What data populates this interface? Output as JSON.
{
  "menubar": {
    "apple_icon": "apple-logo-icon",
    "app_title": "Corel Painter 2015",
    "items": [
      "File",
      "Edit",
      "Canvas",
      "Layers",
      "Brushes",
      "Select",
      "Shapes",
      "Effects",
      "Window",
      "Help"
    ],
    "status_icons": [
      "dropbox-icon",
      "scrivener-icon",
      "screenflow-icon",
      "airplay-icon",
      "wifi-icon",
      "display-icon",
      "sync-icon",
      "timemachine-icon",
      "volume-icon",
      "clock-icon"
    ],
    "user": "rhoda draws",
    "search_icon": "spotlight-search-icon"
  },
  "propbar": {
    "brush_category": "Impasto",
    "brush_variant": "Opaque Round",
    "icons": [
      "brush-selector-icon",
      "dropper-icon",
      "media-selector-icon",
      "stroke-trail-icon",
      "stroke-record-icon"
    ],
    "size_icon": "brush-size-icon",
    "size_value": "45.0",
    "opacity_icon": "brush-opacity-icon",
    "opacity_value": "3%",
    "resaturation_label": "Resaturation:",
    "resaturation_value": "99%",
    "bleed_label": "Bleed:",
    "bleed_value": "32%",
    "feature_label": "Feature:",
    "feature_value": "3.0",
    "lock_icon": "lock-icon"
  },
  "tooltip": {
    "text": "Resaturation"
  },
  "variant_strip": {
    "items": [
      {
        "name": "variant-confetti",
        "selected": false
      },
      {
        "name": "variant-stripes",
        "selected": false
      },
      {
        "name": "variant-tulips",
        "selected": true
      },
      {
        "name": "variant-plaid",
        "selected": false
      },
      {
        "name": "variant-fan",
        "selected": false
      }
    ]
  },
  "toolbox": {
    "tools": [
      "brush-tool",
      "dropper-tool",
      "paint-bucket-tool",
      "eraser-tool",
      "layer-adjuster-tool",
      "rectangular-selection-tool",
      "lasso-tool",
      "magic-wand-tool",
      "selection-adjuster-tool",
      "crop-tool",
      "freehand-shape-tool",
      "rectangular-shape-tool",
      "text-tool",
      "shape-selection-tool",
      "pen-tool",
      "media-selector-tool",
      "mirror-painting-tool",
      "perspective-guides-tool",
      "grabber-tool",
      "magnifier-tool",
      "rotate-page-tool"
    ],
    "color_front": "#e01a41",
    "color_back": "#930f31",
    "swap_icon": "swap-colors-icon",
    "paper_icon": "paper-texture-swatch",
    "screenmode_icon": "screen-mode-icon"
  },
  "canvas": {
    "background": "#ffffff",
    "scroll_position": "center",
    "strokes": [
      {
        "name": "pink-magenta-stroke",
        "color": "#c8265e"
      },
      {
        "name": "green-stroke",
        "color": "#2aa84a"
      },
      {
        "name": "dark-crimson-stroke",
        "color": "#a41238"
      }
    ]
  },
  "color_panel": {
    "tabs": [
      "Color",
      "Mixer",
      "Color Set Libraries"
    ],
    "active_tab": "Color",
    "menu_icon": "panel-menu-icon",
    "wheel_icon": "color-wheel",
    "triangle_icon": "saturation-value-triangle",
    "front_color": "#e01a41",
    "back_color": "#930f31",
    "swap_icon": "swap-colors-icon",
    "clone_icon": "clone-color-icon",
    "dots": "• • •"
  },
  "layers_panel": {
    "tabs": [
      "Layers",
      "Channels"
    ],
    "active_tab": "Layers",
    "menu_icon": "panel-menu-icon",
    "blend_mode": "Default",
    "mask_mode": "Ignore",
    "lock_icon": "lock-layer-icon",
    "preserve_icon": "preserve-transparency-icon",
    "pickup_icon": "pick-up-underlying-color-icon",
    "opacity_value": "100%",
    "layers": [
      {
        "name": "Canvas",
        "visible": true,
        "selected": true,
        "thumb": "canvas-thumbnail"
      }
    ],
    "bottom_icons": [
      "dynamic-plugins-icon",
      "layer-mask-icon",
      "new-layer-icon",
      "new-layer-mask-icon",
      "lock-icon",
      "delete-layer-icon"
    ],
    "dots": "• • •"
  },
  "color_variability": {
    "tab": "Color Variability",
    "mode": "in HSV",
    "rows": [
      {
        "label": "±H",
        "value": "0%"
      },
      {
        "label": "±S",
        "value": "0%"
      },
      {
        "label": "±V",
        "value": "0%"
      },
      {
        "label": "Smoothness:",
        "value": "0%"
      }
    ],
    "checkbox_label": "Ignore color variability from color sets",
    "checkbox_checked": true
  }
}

*****

■ **Stated exercise**
Set every line of the listing down word for word.

■ **Task output**
What data populates this interface? Output as JSON.
{
  "menubar": {
    "apple_icon": "apple-logo-icon",
    "app_title": "Corel Painter 2015",
    "items": [
      "File",
      "Edit",
      "Canvas",
      "Layers",
      "Brushes",
      "Select",
      "Shapes",
      "Effects",
      "Window",
      "Help"
    ],
    "status_icons": [
      "dropbox-icon",
      "scrivener-icon",
      "screenflow-icon",
      "airplay-icon",
      "wifi-icon",
      "display-icon",
      "sync-icon",
      "timemachine-icon",
      "volume-icon",
      "clock-icon"
    ],
    "user": "rhoda draws",
    "search_icon": "spotlight-search-icon"
  },
  "propbar": {
    "brush_category": "Impasto",
    "brush_variant": "Opaque Round",
    "icons": [
      "brush-selector-icon",
      "dropper-icon",
      "media-selector-icon",
      "stroke-trail-icon",
      "stroke-record-icon"
    ],
    "size_icon": "brush-size-icon",
    "size_value": "45.0",
    "opacity_icon": "brush-opacity-icon",
    "opacity_value": "3%",
    "resaturation_label": "Resaturation:",
    "resaturation_value": "99%",
    "bleed_label": "Bleed:",
    "bleed_value": "32%",
    "feature_label": "Feature:",
    "feature_value": "3.0",
    "lock_icon": "lock-icon"
  },
  "tooltip": {
    "text": "Resaturation"
  },
  "variant_strip": {
    "items": [
      {
        "name": "variant-confetti",
        "selected": false
      },
      {
        "name": "variant-stripes",
        "selected": false
      },
      {
        "name": "variant-tulips",
        "selected": true
      },
      {
        "name": "variant-plaid",
        "selected": false
      },
      {
        "name": "variant-fan",
        "selected": false
      }
    ]
  },
  "toolbox": {
    "tools": [
      "brush-tool",
      "dropper-tool",
      "paint-bucket-tool",
      "eraser-tool",
      "layer-adjuster-tool",
      "rectangular-selection-tool",
      "lasso-tool",
      "magic-wand-tool",
      "selection-adjuster-tool",
      "crop-tool",
      "freehand-shape-tool",
      "rectangular-shape-tool",
      "text-tool",
      "shape-selection-tool",
      "pen-tool",
      "media-selector-tool",
      "mirror-painting-tool",
      "perspective-guides-tool",
      "grabber-tool",
      "magnifier-tool",
      "rotate-page-tool"
    ],
    "color_front": "#e01a41",
    "color_back": "#930f31",
    "swap_icon": "swap-colors-icon",
    "paper_icon": "paper-texture-swatch",
    "screenmode_icon": "screen-mode-icon"
  },
  "canvas": {
    "background": "#ffffff",
    "scroll_position": "center",
    "strokes": [
      {
        "name": "pink-magenta-stroke",
        "color": "#c8265e"
      },
      {
        "name": "green-stroke",
        "color": "#2aa84a"
      },
      {
        "name": "dark-crimson-stroke",
        "color": "#a41238"
      }
    ]
  },
  "color_panel": {
    "tabs": [
      "Color",
      "Mixer",
      "Color Set Libraries"
    ],
    "active_tab": "Color",
    "menu_icon": "panel-menu-icon",
    "wheel_icon": "color-wheel",
    "triangle_icon": "saturation-value-triangle",
    "front_color": "#e01a41",
    "back_color": "#930f31",
    "swap_icon": "swap-colors-icon",
    "clone_icon": "clone-color-icon",
    "dots": "• • •"
  },
  "layers_panel": {
    "tabs": [
      "Layers",
      "Channels"
    ],
    "active_tab": "Layers",
    "menu_icon": "panel-menu-icon",
    "blend_mode": "Default",
    "mask_mode": "Ignore",
    "lock_icon": "lock-layer-icon",
    "preserve_icon": "preserve-transparency-icon",
    "pickup_icon": "pick-up-underlying-color-icon",
    "opacity_value": "100%",
    "layers": [
      {
        "name": "Canvas",
        "visible": true,
        "selected": true,
        "thumb": "canvas-thumbnail"
      }
    ],
    "bottom_icons": [
      "dynamic-plugins-icon",
      "layer-mask-icon",
      "new-layer-icon",
      "new-layer-mask-icon",
      "lock-icon",
      "delete-layer-icon"
    ],
    "dots": "• • •"
  },
  "color_variability": {
    "tab": "Color Variability",
    "mode": "in HSV",
    "rows": [
      {
        "label": "±H",
        "value": "0%"
      },
      {
        "label": "±S",
        "value": "0%"
      },
      {
        "label": "±V",
        "value": "0%"
      },
      {
        "label": "Smoothness:",
        "value": "0%"
      }
    ],
    "checkbox_label": "Ignore color variability from color sets",
    "checkbox_checked": true
  }
}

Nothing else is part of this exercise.